Start DATA LISTING

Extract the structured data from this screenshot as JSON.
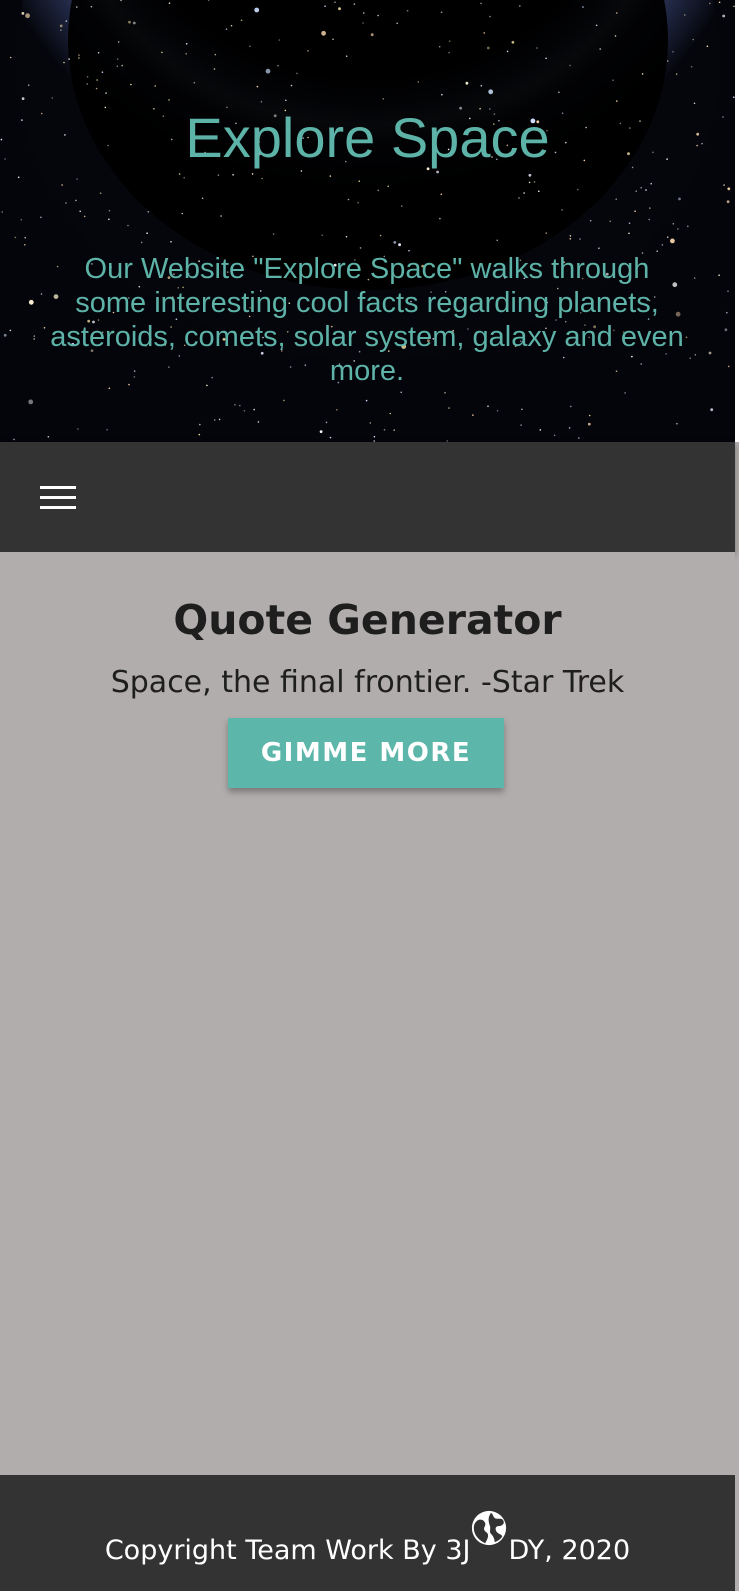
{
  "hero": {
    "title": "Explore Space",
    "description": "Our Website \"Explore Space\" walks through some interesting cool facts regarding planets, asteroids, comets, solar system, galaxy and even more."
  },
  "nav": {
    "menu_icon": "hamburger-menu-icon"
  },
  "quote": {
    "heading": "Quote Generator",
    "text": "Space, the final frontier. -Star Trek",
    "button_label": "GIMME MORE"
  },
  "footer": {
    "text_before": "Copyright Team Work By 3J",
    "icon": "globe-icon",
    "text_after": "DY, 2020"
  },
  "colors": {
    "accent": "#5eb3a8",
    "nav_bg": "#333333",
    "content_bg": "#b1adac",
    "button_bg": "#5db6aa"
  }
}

End DATA LISTING

SHORT PROBLEM. Reproduce each record above by retyping it exactly; omit all images.

SOLUTION FOR THIS PROBLEM.
Extract the structured data from this screenshot as JSON.
{
  "hero": {
    "title": "Explore Space",
    "description": "Our Website \"Explore Space\" walks through some interesting cool facts regarding planets, asteroids, comets, solar system, galaxy and even more."
  },
  "nav": {
    "menu_icon": "hamburger-menu-icon"
  },
  "quote": {
    "heading": "Quote Generator",
    "text": "Space, the final frontier. -Star Trek",
    "button_label": "GIMME MORE"
  },
  "footer": {
    "text_before": "Copyright Team Work By 3J",
    "icon": "globe-icon",
    "text_after": "DY, 2020"
  },
  "colors": {
    "accent": "#5eb3a8",
    "nav_bg": "#333333",
    "content_bg": "#b1adac",
    "button_bg": "#5db6aa"
  }
}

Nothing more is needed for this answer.